- PROBLEM DESCRIPTION
Count the lines containing "Timely" in the entries underneath, and state that count without anything else.

=====

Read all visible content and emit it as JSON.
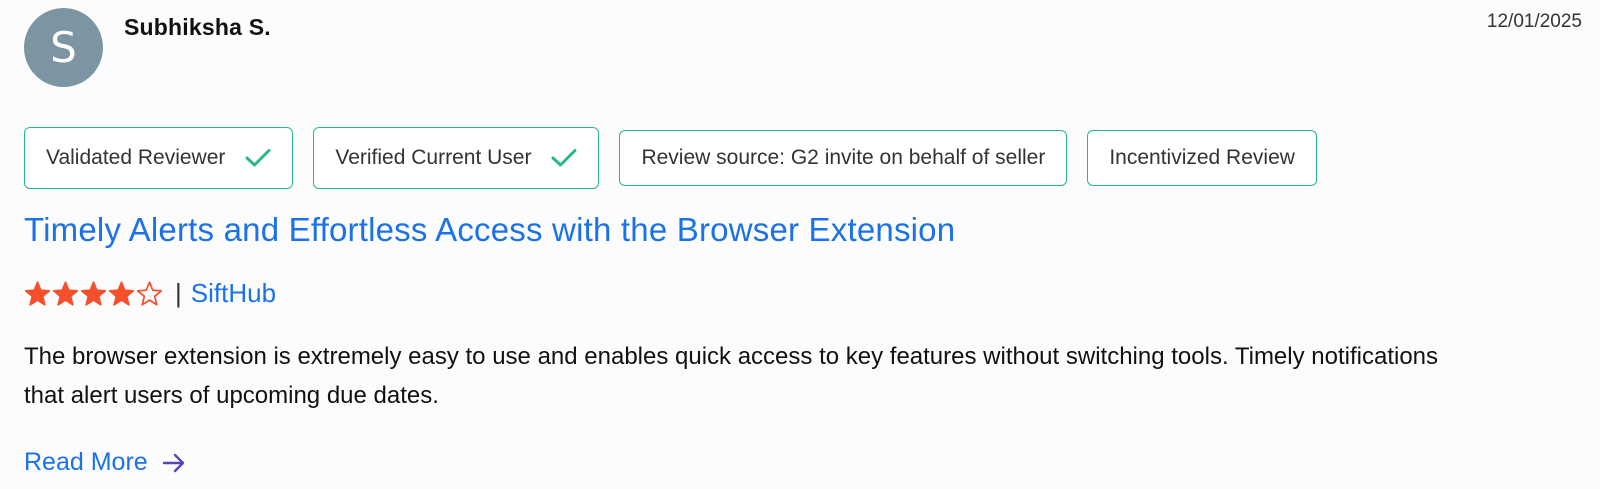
{
  "reviewer": {
    "avatar_initial": "S",
    "avatar_color": "#7d95a3",
    "name": "Subhiksha S.",
    "date": "12/01/2025"
  },
  "badges": [
    {
      "label": "Validated Reviewer",
      "icon": "check-icon"
    },
    {
      "label": "Verified Current User",
      "icon": "check-icon"
    },
    {
      "label": "Review source: G2 invite on behalf of seller"
    },
    {
      "label": "Incentivized Review"
    }
  ],
  "review": {
    "title": "Timely Alerts and Effortless Access with the Browser Extension",
    "rating": 4,
    "rating_max": 5,
    "separator": "|",
    "product": "SiftHub",
    "body": "The browser extension is extremely easy to use and enables quick access to key features without switching tools. Timely notifications that alert users of upcoming due dates.",
    "read_more_label": "Read More",
    "read_more_icon": "arrow-right-icon"
  },
  "colors": {
    "accent_link": "#1b72e8",
    "badge_border": "#27b88a",
    "star": "#f4502c",
    "arrow": "#5a45b5"
  }
}
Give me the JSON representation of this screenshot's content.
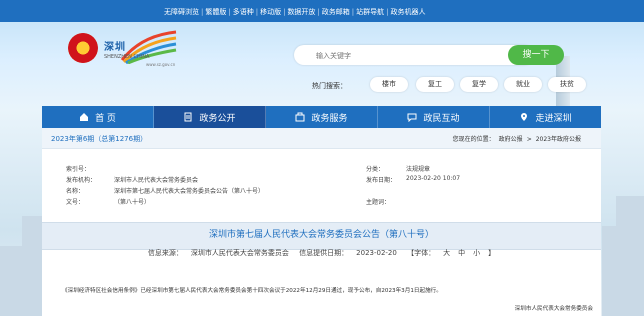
{
  "topbar": {
    "links": [
      "无障碍浏览",
      "繁體版",
      "多语种",
      "移动版",
      "数据开放",
      "政务邮箱",
      "站群导航",
      "政务机器人"
    ]
  },
  "header": {
    "logo_text": "深圳",
    "logo_sub": "SHENZHEN CHINA",
    "logo_url": "www.sz.gov.cn"
  },
  "search": {
    "placeholder": "输入关键字",
    "button": "搜一下",
    "hot_label": "热门搜索：",
    "hot_tags": [
      "楼市",
      "复工",
      "复学",
      "就业",
      "扶贫"
    ]
  },
  "nav": {
    "items": [
      {
        "label": "首 页",
        "icon": "home-icon"
      },
      {
        "label": "政务公开",
        "icon": "document-icon"
      },
      {
        "label": "政务服务",
        "icon": "service-icon"
      },
      {
        "label": "政民互动",
        "icon": "chat-icon"
      },
      {
        "label": "走进深圳",
        "icon": "location-icon"
      }
    ],
    "active_index": 1
  },
  "issue": {
    "label": "2023年第6期（总第1276期）",
    "breadcrumb_prefix": "您现在的位置：",
    "breadcrumb": [
      "政府公报",
      "2023年政府公报"
    ]
  },
  "meta": {
    "index_label": "索引号：",
    "index_value": "",
    "category_label": "分类：",
    "category_value": "法规规章",
    "agency_label": "发布机构：",
    "agency_value": "深圳市人民代表大会常务委员会",
    "date_label": "发布日期：",
    "date_value": "2023-02-20 10:07",
    "name_label": "名称：",
    "name_value": "深圳市第七届人民代表大会常务委员会公告（第八十号）",
    "docno_label": "文号：",
    "docno_value": "（第八十号）",
    "subject_label": "主题词：",
    "subject_value": ""
  },
  "document": {
    "title": "深圳市第七届人民代表大会常务委员会公告（第八十号）",
    "source_label": "信息来源：",
    "source_value": "深圳市人民代表大会常务委员会",
    "provided_label": "信息提供日期：",
    "provided_value": "2023-02-20",
    "font_label": "【字体：",
    "font_sizes": [
      "大",
      "中",
      "小"
    ],
    "font_close": "】",
    "body": "《深圳经济特区社会信用条例》已经深圳市第七届人民代表大会常务委员会第十四次会议于2022年12月29日通过，现予公布，自2023年3月1日起施行。",
    "signature": "深圳市人民代表大会常务委员会"
  },
  "colors": {
    "primary": "#1f6fbf",
    "nav_active": "#1a4f9a",
    "search_button": "#50b848"
  }
}
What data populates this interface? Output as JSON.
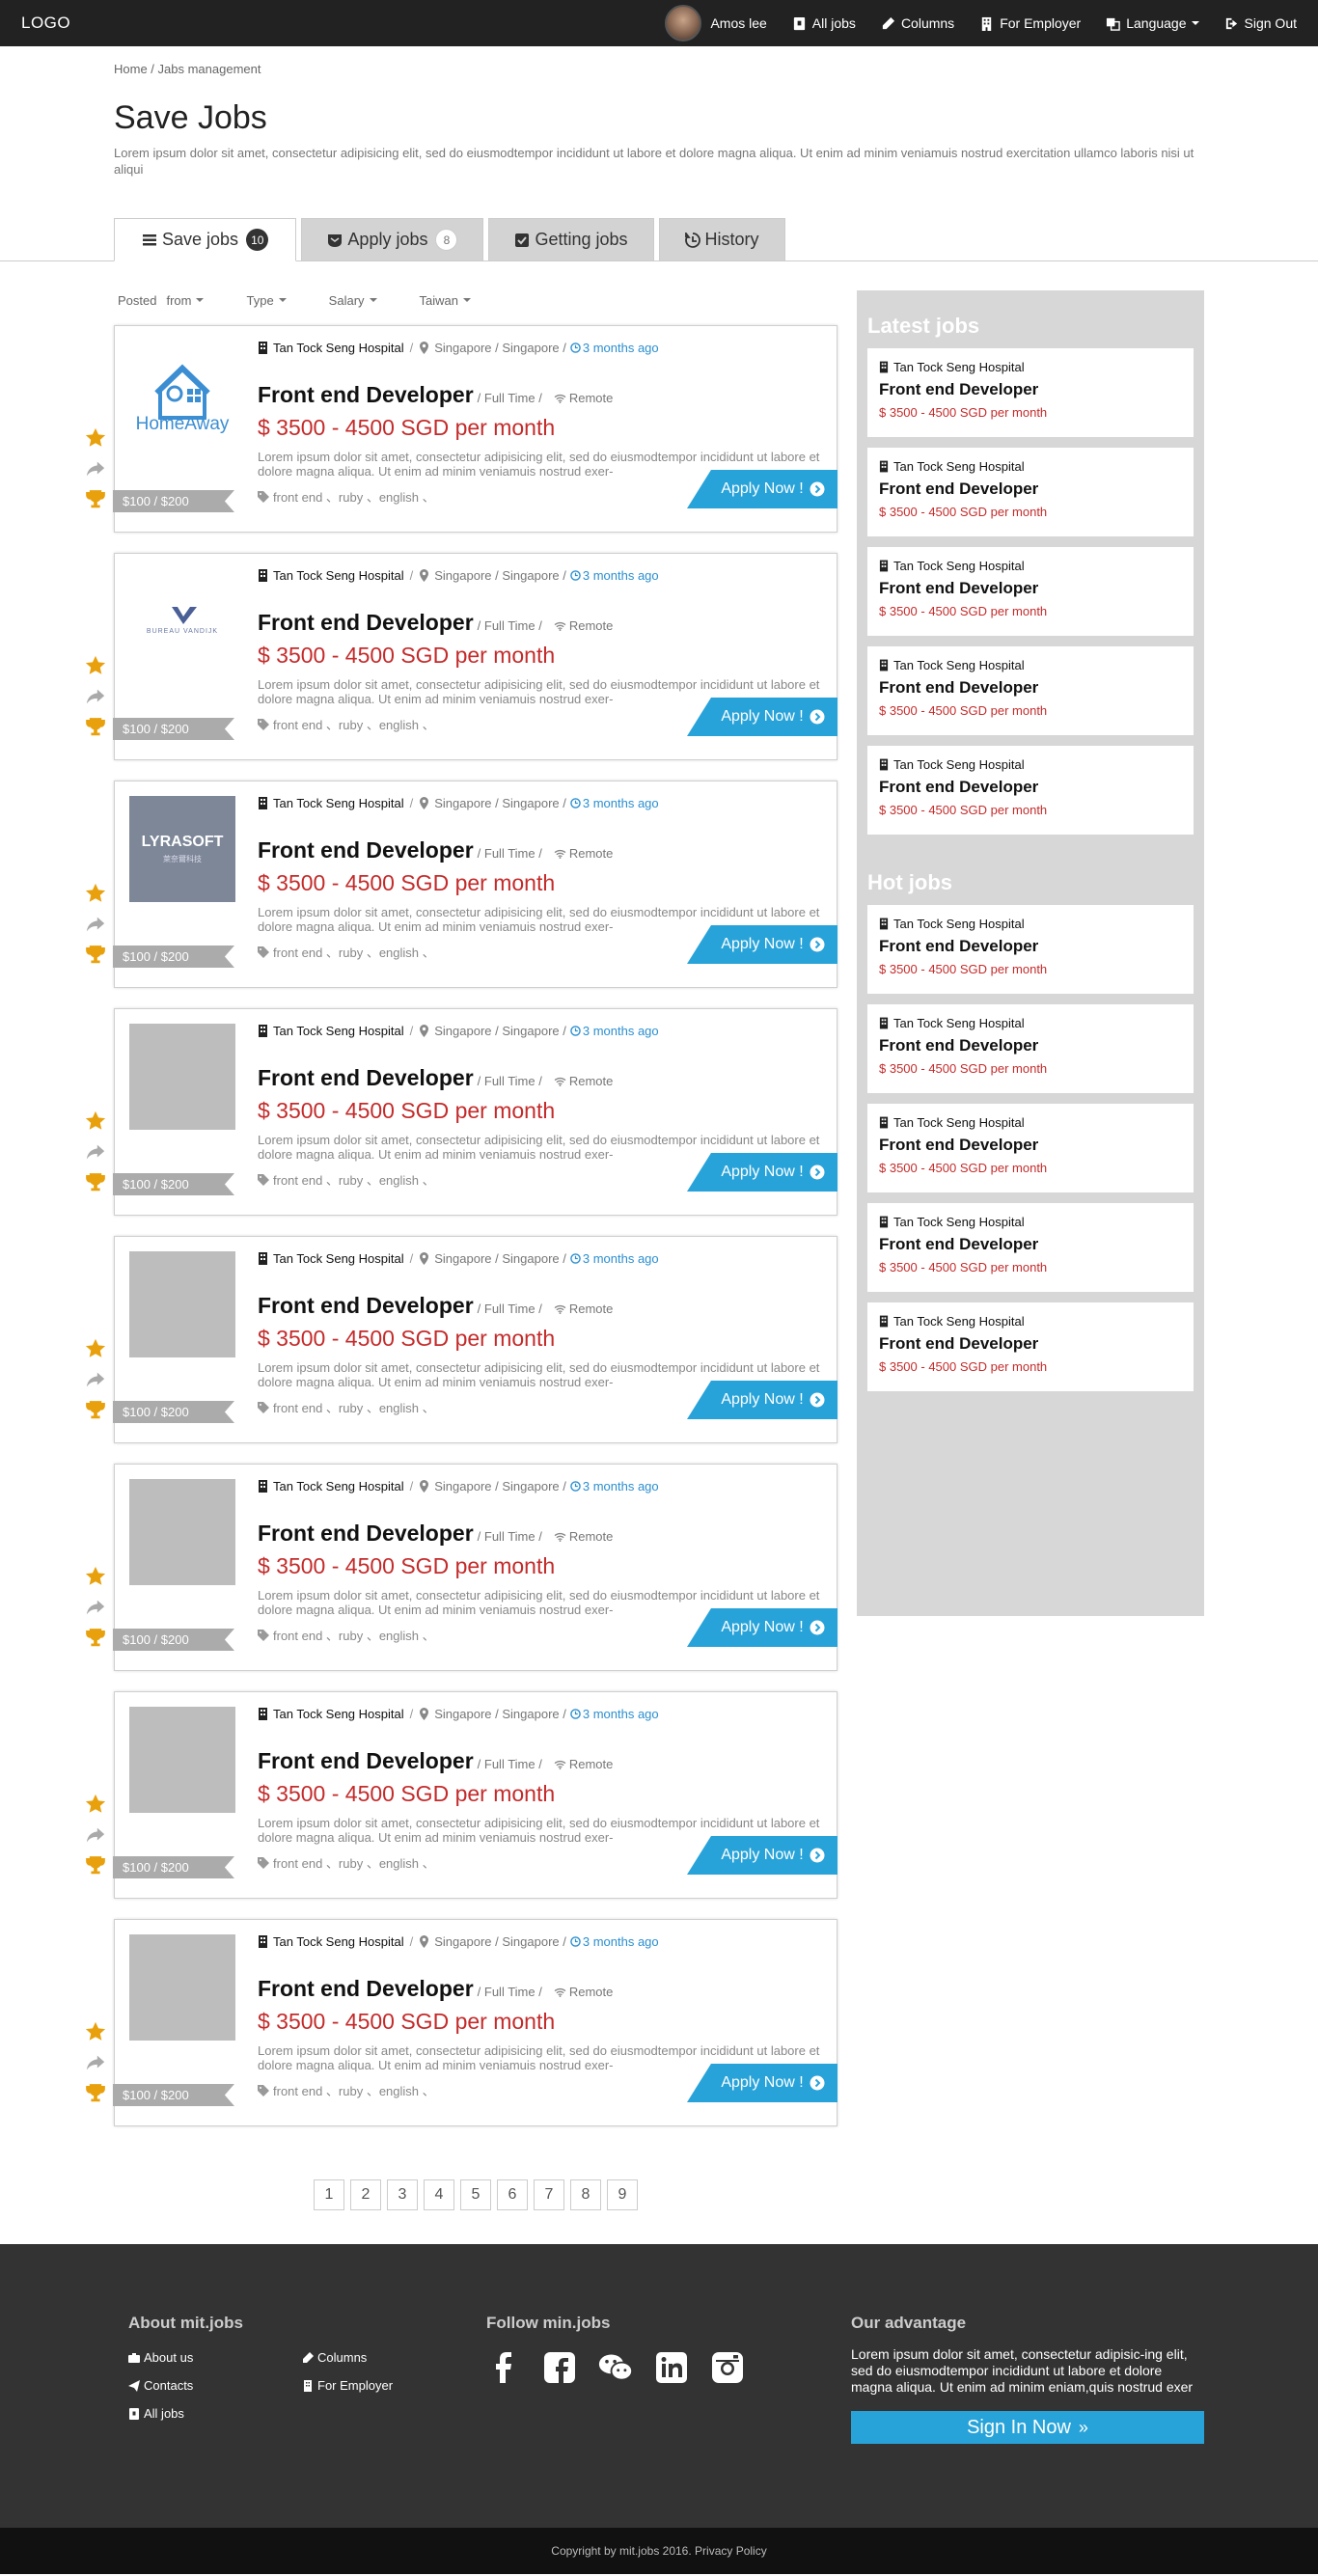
{
  "nav": {
    "logo": "LOGO",
    "user_name": "Amos lee",
    "all_jobs": "All jobs",
    "columns": "Columns",
    "for_employer": "For Employer",
    "language": "Language",
    "sign_out": "Sign Out"
  },
  "breadcrumb": {
    "home": "Home",
    "current": "Jabs management"
  },
  "page": {
    "title": "Save Jobs",
    "description": "Lorem ipsum dolor sit amet, consectetur adipisicing elit, sed do eiusmodtempor incididunt ut labore et dolore magna aliqua. Ut enim ad minim veniamuis nostrud exercitation ullamco laboris nisi ut aliqui"
  },
  "tabs": [
    {
      "label": "Save jobs",
      "count": "10"
    },
    {
      "label": "Apply jobs",
      "count": "8"
    },
    {
      "label": "Getting jobs"
    },
    {
      "label": "History"
    }
  ],
  "filters": {
    "posted": "Posted",
    "from": "from",
    "type": "Type",
    "salary": "Salary",
    "location": "Taiwan"
  },
  "jobs": [
    {
      "logo": "HomeAway",
      "company": "Tan Tock Seng Hospital",
      "location": "Singapore / Singapore /",
      "time": "3 months ago",
      "title": "Front end Developer",
      "type": "/ Full Time /",
      "remote": "Remote",
      "salary": "$ 3500 - 4500  SGD per month",
      "desc": "Lorem ipsum dolor sit amet, consectetur adipisicing elit, sed do eiusmodtempor incididunt ut labore et dolore magna aliqua. Ut enim ad minim veniamuis nostrud exer-",
      "tags": "front end 、ruby 、english 、",
      "price": "$100 / $200",
      "apply": "Apply Now !"
    },
    {
      "logo": "BUREAU VANDIJK",
      "company": "Tan Tock Seng Hospital",
      "location": "Singapore / Singapore /",
      "time": "3 months ago",
      "title": "Front end Developer",
      "type": "/ Full Time /",
      "remote": "Remote",
      "salary": "$ 3500 - 4500  SGD per month",
      "desc": "Lorem ipsum dolor sit amet, consectetur adipisicing elit, sed do eiusmodtempor incididunt ut labore et dolore magna aliqua. Ut enim ad minim veniamuis nostrud exer-",
      "tags": "front end 、ruby 、english 、",
      "price": "$100 / $200",
      "apply": "Apply Now !"
    },
    {
      "logo": "LYRASOFT",
      "logo_sub": "萊奈爾科技",
      "company": "Tan Tock Seng Hospital",
      "location": "Singapore / Singapore /",
      "time": "3 months ago",
      "title": "Front end Developer",
      "type": "/ Full Time /",
      "remote": "Remote",
      "salary": "$ 3500 - 4500  SGD per month",
      "desc": "Lorem ipsum dolor sit amet, consectetur adipisicing elit, sed do eiusmodtempor incididunt ut labore et dolore magna aliqua. Ut enim ad minim veniamuis nostrud exer-",
      "tags": "front end 、ruby 、english 、",
      "price": "$100 / $200",
      "apply": "Apply Now !"
    },
    {
      "company": "Tan Tock Seng Hospital",
      "location": "Singapore / Singapore /",
      "time": "3 months ago",
      "title": "Front end Developer",
      "type": "/ Full Time /",
      "remote": "Remote",
      "salary": "$ 3500 - 4500  SGD per month",
      "desc": "Lorem ipsum dolor sit amet, consectetur adipisicing elit, sed do eiusmodtempor incididunt ut labore et dolore magna aliqua. Ut enim ad minim veniamuis nostrud exer-",
      "tags": "front end 、ruby 、english 、",
      "price": "$100 / $200",
      "apply": "Apply Now !"
    },
    {
      "company": "Tan Tock Seng Hospital",
      "location": "Singapore / Singapore /",
      "time": "3 months ago",
      "title": "Front end Developer",
      "type": "/ Full Time /",
      "remote": "Remote",
      "salary": "$ 3500 - 4500  SGD per month",
      "desc": "Lorem ipsum dolor sit amet, consectetur adipisicing elit, sed do eiusmodtempor incididunt ut labore et dolore magna aliqua. Ut enim ad minim veniamuis nostrud exer-",
      "tags": "front end 、ruby 、english 、",
      "price": "$100 / $200",
      "apply": "Apply Now !"
    },
    {
      "company": "Tan Tock Seng Hospital",
      "location": "Singapore / Singapore /",
      "time": "3 months ago",
      "title": "Front end Developer",
      "type": "/ Full Time /",
      "remote": "Remote",
      "salary": "$ 3500 - 4500  SGD per month",
      "desc": "Lorem ipsum dolor sit amet, consectetur adipisicing elit, sed do eiusmodtempor incididunt ut labore et dolore magna aliqua. Ut enim ad minim veniamuis nostrud exer-",
      "tags": "front end 、ruby 、english 、",
      "price": "$100 / $200",
      "apply": "Apply Now !"
    },
    {
      "company": "Tan Tock Seng Hospital",
      "location": "Singapore / Singapore /",
      "time": "3 months ago",
      "title": "Front end Developer",
      "type": "/ Full Time /",
      "remote": "Remote",
      "salary": "$ 3500 - 4500  SGD per month",
      "desc": "Lorem ipsum dolor sit amet, consectetur adipisicing elit, sed do eiusmodtempor incididunt ut labore et dolore magna aliqua. Ut enim ad minim veniamuis nostrud exer-",
      "tags": "front end 、ruby 、english 、",
      "price": "$100 / $200",
      "apply": "Apply Now !"
    },
    {
      "company": "Tan Tock Seng Hospital",
      "location": "Singapore / Singapore /",
      "time": "3 months ago",
      "title": "Front end Developer",
      "type": "/ Full Time /",
      "remote": "Remote",
      "salary": "$ 3500 - 4500  SGD per month",
      "desc": "Lorem ipsum dolor sit amet, consectetur adipisicing elit, sed do eiusmodtempor incididunt ut labore et dolore magna aliqua. Ut enim ad minim veniamuis nostrud exer-",
      "tags": "front end 、ruby 、english 、",
      "price": "$100 / $200",
      "apply": "Apply Now !"
    }
  ],
  "pagination": [
    "1",
    "2",
    "3",
    "4",
    "5",
    "6",
    "7",
    "8",
    "9"
  ],
  "sidebar": {
    "latest_heading": "Latest jobs",
    "hot_heading": "Hot jobs",
    "latest": [
      {
        "company": "Tan Tock Seng Hospital",
        "title": "Front end Developer",
        "salary": "$ 3500 - 4500 SGD per month"
      },
      {
        "company": "Tan Tock Seng Hospital",
        "title": "Front end Developer",
        "salary": "$ 3500 - 4500 SGD per month"
      },
      {
        "company": "Tan Tock Seng Hospital",
        "title": "Front end Developer",
        "salary": "$ 3500 - 4500 SGD per month"
      },
      {
        "company": "Tan Tock Seng Hospital",
        "title": "Front end Developer",
        "salary": "$ 3500 - 4500 SGD per month"
      },
      {
        "company": "Tan Tock Seng Hospital",
        "title": "Front end Developer",
        "salary": "$ 3500 - 4500 SGD per month"
      }
    ],
    "hot": [
      {
        "company": "Tan Tock Seng Hospital",
        "title": "Front end Developer",
        "salary": "$ 3500 - 4500 SGD per month"
      },
      {
        "company": "Tan Tock Seng Hospital",
        "title": "Front end Developer",
        "salary": "$ 3500 - 4500 SGD per month"
      },
      {
        "company": "Tan Tock Seng Hospital",
        "title": "Front end Developer",
        "salary": "$ 3500 - 4500 SGD per month"
      },
      {
        "company": "Tan Tock Seng Hospital",
        "title": "Front end Developer",
        "salary": "$ 3500 - 4500 SGD per month"
      },
      {
        "company": "Tan Tock Seng Hospital",
        "title": "Front end Developer",
        "salary": "$ 3500 - 4500 SGD per month"
      }
    ]
  },
  "footer": {
    "about_heading": "About mit.jobs",
    "links": {
      "about_us": "About us",
      "columns": "Columns",
      "contacts": "Contacts",
      "for_employer": "For Employer",
      "all_jobs": "All jobs"
    },
    "follow_heading": "Follow min.jobs",
    "advantage_heading": "Our advantage",
    "advantage_text": "Lorem ipsum dolor sit amet, consectetur adipisic-ing elit, sed do eiusmodtempor incididunt ut labore et dolore magna aliqua. Ut enim ad minim eniam,quis nostrud exer",
    "signin": "Sign In Now",
    "copyright": "Copyright by mit.jobs 2016.",
    "privacy": "Privacy Policy"
  },
  "colors": {
    "accent": "#28a3d9",
    "salary": "#c42b2b",
    "star": "#e8a10c",
    "topbar": "#222222",
    "footer": "#333333"
  }
}
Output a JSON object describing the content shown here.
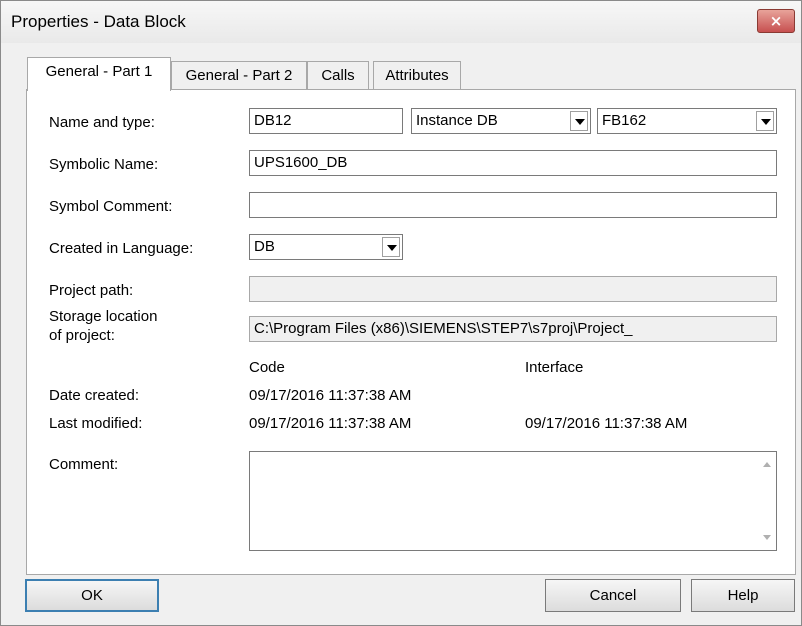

=====

- TASK SOLUTION
2